Search the material below for the string "will" and list each line that holds it.

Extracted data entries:
·····
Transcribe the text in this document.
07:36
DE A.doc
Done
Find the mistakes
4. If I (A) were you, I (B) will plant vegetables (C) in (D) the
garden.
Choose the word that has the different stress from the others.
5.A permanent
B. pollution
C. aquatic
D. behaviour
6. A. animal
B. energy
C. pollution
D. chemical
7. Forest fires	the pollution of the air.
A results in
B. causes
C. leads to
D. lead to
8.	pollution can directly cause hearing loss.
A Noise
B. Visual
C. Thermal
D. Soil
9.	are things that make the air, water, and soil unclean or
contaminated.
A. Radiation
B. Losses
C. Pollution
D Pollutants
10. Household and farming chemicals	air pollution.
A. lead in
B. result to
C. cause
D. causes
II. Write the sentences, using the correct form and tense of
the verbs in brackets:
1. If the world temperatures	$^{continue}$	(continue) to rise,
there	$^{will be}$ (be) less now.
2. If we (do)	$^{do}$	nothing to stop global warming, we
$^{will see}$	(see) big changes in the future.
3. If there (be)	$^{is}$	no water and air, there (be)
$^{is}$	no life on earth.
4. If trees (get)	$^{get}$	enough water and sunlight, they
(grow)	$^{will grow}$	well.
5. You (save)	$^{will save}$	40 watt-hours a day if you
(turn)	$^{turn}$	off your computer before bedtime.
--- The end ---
·····
Response to the task:
4. If I (A) were you, I (B) will plant vegetables (C) in (D) the
there	$^{will be}$ (be) less now.
$^{will see}$	(see) big changes in the future.
(grow)	$^{will grow}$	well.
5. You (save)	$^{will save}$	40 watt-hours a day if you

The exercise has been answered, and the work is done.